## Document extract
^^^^^^^^

I have also met women who were fully informed about their choices in birth who tell me their considered choice to have the epidural was the best part their labour, the one thing that enabled them to vaginally birth, to relax and welcome their babies with anticipation and joy. Their eyes lighting up as they recount that proud moment when they met their baby after all that effort. How wonderful that this choice was made with complete awareness and control. It is so important to be aware of these choices before labour so you are informed. Whether this is from your own research, classes or a supportive medical team that give evidence-based advice instead of fearmongering. 

A positive birth does NOT mean a natural birth. The term natural birth covers all kinds of ill-advised scenarios, mums on their back being shouted at to push, being given an episiotomy. Perhaps they weren't coping and their pain relief requests were refused. One mother had been told she had been given the pethidine she asked for only to be told after the birth that the midwife had lied, hoping for a placebo effect. This all instils a huge lack of trust between women and care providers.

^^^^^^^^

## Dataset extract
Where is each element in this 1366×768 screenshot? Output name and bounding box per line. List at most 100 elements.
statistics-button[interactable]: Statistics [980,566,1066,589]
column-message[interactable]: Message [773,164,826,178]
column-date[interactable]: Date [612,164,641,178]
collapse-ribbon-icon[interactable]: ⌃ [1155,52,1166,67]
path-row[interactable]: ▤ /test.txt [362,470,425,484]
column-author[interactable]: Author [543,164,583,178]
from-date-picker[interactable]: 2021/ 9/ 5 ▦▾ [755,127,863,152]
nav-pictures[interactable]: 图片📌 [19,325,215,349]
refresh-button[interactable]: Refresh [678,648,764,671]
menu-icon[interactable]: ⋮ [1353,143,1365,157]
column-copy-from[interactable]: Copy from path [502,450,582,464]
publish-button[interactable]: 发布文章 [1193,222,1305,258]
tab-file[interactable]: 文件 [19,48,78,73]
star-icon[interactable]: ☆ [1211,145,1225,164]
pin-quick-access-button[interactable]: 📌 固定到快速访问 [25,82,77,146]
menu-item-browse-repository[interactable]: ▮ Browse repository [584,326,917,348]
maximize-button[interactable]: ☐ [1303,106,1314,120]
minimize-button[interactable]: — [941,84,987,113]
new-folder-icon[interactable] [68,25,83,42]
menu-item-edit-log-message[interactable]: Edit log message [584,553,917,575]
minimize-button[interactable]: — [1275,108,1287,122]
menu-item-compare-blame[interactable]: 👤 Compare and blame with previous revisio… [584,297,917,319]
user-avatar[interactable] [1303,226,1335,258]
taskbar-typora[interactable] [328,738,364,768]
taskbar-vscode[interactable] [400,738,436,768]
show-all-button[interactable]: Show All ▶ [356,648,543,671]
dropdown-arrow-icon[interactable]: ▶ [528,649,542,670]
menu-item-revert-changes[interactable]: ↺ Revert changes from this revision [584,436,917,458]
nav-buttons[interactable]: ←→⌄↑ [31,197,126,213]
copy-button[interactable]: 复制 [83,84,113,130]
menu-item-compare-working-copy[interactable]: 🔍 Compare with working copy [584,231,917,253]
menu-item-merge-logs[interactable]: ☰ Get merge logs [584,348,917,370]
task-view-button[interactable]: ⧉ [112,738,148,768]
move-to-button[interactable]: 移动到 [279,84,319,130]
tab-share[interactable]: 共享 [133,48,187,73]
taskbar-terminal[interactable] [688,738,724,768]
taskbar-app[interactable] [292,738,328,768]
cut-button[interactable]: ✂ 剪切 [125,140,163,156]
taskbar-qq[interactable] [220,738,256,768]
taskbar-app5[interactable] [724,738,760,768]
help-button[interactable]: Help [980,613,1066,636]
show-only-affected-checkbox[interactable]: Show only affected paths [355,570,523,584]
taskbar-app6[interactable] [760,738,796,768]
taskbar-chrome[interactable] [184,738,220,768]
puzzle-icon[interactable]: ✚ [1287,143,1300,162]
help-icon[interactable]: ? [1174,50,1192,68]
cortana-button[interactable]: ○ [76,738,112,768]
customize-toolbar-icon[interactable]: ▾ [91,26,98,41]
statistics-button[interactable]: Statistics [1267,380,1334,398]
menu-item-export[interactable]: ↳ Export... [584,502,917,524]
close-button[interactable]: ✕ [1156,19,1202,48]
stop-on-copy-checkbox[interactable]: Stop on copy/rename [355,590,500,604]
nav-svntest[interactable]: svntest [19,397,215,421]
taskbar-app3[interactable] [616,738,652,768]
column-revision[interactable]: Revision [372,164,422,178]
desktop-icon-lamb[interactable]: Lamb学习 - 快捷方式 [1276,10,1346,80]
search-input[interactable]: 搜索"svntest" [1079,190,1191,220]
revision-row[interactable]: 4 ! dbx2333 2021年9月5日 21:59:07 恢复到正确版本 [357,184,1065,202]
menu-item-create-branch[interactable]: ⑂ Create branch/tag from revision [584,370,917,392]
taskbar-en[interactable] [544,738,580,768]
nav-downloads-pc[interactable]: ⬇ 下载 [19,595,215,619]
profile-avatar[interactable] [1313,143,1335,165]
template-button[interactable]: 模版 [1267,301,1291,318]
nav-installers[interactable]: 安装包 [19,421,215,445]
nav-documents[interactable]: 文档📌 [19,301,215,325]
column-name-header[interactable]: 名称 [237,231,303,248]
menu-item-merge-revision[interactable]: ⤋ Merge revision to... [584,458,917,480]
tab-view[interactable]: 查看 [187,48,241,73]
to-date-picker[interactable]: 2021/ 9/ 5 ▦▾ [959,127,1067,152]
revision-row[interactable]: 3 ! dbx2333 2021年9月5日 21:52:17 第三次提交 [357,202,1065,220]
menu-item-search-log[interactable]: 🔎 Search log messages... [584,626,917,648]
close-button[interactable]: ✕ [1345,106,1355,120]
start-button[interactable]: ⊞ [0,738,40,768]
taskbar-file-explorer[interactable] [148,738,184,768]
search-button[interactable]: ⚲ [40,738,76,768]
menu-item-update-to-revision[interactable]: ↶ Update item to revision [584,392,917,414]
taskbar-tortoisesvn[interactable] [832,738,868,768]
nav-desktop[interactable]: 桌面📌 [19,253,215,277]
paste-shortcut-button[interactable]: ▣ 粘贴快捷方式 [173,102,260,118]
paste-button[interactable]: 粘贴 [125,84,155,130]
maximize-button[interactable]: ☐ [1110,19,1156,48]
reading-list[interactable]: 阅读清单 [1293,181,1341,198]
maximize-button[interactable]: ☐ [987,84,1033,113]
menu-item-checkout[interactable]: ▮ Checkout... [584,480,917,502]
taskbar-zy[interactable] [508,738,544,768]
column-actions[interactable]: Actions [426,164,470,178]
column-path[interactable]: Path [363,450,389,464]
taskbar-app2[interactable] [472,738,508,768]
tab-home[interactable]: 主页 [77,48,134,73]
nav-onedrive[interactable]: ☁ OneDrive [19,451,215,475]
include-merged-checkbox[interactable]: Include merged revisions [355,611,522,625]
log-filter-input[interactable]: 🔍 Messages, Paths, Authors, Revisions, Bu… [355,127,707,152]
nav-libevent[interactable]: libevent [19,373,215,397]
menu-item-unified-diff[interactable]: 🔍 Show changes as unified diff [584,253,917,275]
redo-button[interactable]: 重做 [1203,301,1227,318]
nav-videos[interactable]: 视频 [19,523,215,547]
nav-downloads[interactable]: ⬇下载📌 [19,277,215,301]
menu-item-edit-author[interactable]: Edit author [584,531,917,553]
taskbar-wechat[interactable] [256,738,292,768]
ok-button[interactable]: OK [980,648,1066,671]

^^^^^^^^

## Your goal
List every source the birth-choices text gives for becoming informed about birth choices before labor.

## Exercise response
- Your own research
- Classes
- A supportive medical team that gives evidence-based advice instead of fearmongering